Text segment:

2. I shall, however, take no action here without the Department's authorization and unless the British Ambassador takes an approximately simultaneous and similar step. Clive informs me that he is cabling similarly and urgently to London tonight.

GREW

894.6363/300: Telegram

The Ambassador in Japan (Grew) to the Secretary of State

TOKYO, December 23, 1936-7 p. m. [Received December 23-9: 35 a. m.]

266. Embassy's 265, December 22, 8 p. m.

1. My British colleague informs me that he has just received his instructions to the effect that Eden agrees with your views and that Clive is to concert with me and to proceed as soon as possible to joint representations to the Japanese Government. Clive proposes that the two Embassies prepare an identic memorandum to be communicated tomorrow, the 24th, to the Minister for Foreign Affairs, either personally or in some other manner if the Minister cannot see us.

2. Please rush instructions if not already sent. I feel that our representations should be approximately simultaneous and substantially identical not joint and identic.

3. According to the telegram received by Clive, Eden also took advantage of an interview with Yoshida 93 to draw attention to the difficult position of the British oil interests because of the failure of the Japanese Government to live up to its promises.

Supplied data:
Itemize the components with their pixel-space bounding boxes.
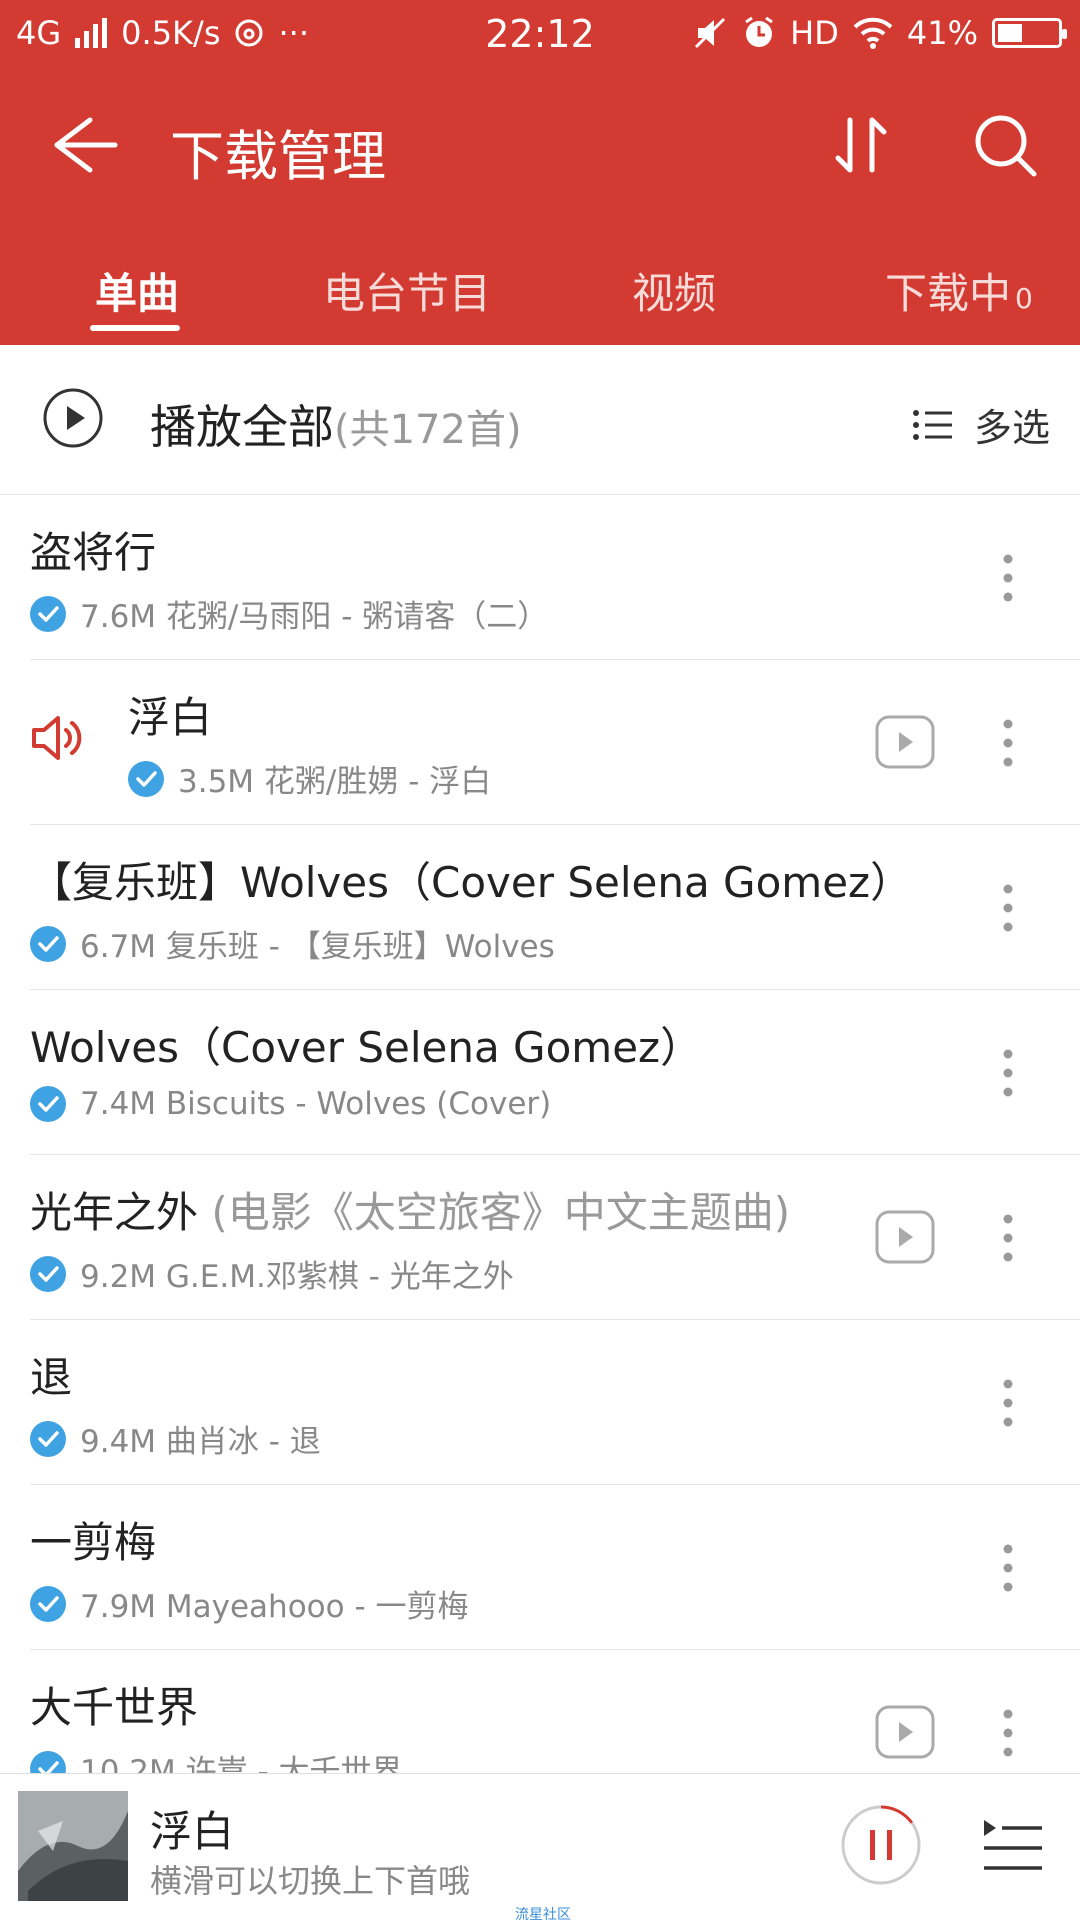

Set of tasks:
**a.** Answer these questions about the diplomatic telegram text, one line each:
(i) Besides the Department's authorization, what must happen before any action is taken in paragraph 2 of the first message?
(ii) When was the telegram of December 23 received?
(iii) On what day does Clive propose that the identic memorandum be communicated to the Minister for Foreign Affairs?
**b.** Write what comes next in the diplomatic telegram text about representations to the Japanese Government, picking up after its last sentence.

Solved problems:
**a.**
(i) The British Ambassador must take an approximately simultaneous and similar step.
(ii) It was received on December 23 at 9:35 a.m.
(iii) The 24th, the day after the telegram was sent.

**b.**
"Shigeru Yoshida, Japanese Ambassador in the United Kingdom.

GREW

894.6363/300: Telegram

The Acting Secretary of State to the Ambassador in Japan (Grew)

WASHINGTON, December 23, 1936-1 p. m.

164. Your 264, December 19, 6 p. m., and 265, December 22, 8 p. m., and 266, December 23, 7 p. m.

1. Department approves of procedures suggested in concluding sentence paragraph 5 of your telegram 264 and you may so proceed if and when your British colleague is prepared to take similar action. For your guidance: The Department has not shared the view of your British colleague that there should be made "strong" diplomatic representations, for the reason inter alia that Standard-Vacuum, we understand, and Shell, we presume, have not decided on a definitive course of action in the event that the assurances desired are not forthcoming. It has seemed to us (see Department's 160, December 17, 2 p. m.) and we continue of that opinion, that circumspection is called for in the tone of representations until the companies are prepared to make such decision. Apparently, however, Department and Embassy are now in agreement as to the tone of the representations which should next be made to the Japanese Government.

In view of the foregoing and after further careful consideration of the points raised in your telegrams under reference we do not, at least at this time, favor the making of representations to the Japanese Ambassadors at Washington and London.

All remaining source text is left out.